Top of RECORDS SUPPLIED
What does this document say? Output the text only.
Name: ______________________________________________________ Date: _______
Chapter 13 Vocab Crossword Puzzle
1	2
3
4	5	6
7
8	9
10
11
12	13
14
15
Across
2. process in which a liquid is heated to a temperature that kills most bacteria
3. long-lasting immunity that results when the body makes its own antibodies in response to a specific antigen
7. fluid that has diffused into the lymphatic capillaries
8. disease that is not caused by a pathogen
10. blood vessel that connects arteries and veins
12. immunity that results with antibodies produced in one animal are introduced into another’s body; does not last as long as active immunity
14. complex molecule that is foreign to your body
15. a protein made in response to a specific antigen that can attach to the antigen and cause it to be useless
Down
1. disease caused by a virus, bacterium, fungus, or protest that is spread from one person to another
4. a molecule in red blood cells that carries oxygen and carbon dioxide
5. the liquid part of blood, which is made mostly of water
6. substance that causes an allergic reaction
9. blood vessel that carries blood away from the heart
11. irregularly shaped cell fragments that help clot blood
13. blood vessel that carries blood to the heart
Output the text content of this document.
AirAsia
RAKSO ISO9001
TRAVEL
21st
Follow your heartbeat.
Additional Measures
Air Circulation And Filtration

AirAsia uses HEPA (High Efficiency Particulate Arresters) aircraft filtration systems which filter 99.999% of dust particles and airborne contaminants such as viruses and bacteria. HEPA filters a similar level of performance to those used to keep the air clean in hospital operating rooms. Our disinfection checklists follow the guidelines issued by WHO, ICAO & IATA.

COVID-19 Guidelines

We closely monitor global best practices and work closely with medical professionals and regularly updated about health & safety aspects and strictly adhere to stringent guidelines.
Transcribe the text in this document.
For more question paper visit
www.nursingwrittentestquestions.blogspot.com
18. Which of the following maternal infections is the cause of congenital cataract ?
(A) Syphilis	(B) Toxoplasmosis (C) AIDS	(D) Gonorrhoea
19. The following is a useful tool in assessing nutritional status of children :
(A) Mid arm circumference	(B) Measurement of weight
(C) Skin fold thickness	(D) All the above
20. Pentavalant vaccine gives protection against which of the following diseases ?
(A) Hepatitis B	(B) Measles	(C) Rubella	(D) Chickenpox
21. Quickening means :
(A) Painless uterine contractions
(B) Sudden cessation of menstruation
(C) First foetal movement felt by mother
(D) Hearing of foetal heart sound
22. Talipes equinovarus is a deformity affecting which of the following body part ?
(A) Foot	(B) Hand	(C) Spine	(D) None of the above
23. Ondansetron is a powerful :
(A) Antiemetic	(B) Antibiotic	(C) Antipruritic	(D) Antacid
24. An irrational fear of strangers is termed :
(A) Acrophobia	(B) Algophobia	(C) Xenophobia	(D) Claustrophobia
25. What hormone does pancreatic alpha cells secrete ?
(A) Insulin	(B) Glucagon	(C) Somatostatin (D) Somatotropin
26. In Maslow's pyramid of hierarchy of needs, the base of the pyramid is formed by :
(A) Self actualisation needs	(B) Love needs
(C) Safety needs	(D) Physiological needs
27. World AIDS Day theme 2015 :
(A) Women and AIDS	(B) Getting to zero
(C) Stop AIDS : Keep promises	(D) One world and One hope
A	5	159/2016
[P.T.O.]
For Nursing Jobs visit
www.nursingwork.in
Bottom of RECORDS SUPPLIED
ACTIVITY
Across the listing above, find all lines where the word "immunity" is present and copy them.

RESPONSE AREA
3. long-lasting immunity that results when the body makes its own antibodies in response to a specific antigen
12. immunity that results with antibodies produced in one animal are introduced into another’s body; does not last as long as active immunity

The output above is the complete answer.